Count every line of the material that holds the string "text". Respond with the total only.
══ Material ══
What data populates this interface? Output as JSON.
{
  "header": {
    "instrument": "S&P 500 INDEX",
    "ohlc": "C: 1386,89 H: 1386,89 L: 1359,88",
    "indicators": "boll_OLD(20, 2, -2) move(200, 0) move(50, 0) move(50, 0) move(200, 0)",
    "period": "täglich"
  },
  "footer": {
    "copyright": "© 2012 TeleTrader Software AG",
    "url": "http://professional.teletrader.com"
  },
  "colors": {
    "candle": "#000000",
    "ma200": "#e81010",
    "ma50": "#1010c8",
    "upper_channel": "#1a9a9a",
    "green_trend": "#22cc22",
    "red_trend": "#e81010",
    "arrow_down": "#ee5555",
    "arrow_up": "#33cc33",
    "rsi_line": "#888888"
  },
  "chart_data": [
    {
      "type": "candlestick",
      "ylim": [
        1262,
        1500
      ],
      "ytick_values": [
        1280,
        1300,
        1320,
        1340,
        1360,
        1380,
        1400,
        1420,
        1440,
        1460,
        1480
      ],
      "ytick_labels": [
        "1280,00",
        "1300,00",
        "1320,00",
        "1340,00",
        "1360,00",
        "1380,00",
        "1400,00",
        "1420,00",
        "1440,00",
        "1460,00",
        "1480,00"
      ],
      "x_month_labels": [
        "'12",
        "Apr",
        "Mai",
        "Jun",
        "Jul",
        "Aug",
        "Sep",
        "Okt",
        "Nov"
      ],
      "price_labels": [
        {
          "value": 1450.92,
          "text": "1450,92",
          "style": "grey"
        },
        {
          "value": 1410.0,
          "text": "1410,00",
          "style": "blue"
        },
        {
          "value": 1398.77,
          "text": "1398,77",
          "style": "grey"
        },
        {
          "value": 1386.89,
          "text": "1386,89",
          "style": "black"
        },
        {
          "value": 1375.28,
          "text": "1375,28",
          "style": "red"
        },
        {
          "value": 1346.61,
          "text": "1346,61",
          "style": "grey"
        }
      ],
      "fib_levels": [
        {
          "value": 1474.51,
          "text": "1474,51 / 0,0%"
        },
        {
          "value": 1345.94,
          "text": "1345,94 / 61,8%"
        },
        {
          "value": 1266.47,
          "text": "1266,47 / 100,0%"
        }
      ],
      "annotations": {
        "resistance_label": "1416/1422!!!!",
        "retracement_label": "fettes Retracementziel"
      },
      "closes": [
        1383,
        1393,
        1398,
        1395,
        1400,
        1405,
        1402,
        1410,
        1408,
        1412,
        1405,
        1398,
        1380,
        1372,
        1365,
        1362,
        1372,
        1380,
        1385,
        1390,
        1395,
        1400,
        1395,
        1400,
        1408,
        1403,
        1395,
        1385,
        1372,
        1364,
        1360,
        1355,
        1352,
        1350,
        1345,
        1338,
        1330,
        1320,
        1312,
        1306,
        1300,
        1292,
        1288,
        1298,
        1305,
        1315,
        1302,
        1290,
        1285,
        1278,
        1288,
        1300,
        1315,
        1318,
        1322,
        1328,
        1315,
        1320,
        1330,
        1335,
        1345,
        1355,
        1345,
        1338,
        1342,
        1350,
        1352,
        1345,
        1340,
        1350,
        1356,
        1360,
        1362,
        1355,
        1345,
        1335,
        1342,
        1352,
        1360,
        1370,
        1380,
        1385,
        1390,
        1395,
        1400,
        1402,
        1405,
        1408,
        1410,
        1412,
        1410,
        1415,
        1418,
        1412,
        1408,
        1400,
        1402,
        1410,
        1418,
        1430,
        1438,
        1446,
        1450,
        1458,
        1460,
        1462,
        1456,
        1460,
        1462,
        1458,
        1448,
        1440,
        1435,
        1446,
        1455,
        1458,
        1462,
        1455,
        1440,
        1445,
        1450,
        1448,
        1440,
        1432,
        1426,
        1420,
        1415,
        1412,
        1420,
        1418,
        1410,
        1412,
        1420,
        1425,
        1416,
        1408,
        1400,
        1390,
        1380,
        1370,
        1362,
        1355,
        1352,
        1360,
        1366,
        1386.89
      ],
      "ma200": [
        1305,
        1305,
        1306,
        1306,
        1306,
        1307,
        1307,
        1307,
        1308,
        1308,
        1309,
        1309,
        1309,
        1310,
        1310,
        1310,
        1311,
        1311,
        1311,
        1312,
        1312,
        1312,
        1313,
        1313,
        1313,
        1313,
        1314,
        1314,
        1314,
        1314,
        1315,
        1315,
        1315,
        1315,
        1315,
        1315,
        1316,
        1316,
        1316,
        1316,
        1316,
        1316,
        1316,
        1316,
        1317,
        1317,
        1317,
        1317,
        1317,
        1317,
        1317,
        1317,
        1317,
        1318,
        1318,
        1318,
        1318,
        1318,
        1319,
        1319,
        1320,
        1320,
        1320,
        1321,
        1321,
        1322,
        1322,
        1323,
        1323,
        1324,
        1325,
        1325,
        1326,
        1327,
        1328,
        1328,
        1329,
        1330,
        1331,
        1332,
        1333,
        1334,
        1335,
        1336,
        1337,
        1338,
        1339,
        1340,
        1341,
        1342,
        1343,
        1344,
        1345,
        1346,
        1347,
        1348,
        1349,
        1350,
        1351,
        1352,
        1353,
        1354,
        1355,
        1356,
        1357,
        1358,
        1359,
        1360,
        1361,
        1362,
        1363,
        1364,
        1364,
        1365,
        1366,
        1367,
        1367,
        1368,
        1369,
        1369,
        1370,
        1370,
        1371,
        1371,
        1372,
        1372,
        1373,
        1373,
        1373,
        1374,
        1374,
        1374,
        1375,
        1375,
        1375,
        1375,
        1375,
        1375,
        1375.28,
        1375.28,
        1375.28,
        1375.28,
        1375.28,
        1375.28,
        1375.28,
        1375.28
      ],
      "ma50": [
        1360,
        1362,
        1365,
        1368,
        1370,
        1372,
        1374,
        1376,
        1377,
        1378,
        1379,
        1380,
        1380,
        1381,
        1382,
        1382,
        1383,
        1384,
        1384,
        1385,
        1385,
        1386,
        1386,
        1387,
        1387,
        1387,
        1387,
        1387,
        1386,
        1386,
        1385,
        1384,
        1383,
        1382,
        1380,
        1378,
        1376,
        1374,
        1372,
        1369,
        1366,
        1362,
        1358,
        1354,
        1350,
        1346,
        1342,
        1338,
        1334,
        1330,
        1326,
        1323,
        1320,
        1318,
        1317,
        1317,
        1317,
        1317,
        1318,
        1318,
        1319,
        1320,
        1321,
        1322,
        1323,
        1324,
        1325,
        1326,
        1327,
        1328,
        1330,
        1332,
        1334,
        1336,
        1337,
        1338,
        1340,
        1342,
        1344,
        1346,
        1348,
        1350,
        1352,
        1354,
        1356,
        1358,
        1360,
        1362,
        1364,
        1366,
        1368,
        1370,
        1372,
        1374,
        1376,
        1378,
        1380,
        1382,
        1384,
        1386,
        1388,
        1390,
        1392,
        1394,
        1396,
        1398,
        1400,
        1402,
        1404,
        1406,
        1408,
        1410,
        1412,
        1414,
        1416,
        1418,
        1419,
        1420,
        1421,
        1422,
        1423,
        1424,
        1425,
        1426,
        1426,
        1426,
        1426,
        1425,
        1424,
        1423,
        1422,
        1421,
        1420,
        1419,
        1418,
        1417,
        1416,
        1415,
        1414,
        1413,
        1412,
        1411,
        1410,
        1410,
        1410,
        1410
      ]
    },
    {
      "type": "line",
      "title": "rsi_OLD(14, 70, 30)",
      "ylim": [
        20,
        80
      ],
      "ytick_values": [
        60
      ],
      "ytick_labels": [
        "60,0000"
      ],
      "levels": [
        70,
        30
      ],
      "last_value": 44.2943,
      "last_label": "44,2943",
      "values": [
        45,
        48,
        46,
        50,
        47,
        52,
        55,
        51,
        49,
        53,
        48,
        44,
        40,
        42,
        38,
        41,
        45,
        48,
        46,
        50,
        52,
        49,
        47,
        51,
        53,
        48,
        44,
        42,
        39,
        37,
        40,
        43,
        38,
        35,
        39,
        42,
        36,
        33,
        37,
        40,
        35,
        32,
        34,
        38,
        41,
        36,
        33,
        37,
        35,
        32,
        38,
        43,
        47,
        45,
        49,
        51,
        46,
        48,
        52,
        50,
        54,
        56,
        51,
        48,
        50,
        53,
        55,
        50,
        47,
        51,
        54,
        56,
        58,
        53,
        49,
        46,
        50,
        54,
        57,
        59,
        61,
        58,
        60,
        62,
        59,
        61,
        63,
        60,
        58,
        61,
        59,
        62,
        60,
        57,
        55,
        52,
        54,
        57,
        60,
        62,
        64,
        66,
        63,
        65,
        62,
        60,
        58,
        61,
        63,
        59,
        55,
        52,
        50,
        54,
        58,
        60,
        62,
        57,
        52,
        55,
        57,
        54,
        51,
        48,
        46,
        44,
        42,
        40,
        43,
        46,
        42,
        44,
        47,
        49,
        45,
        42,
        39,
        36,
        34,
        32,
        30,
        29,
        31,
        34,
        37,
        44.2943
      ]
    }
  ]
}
═══
**Complete output**
9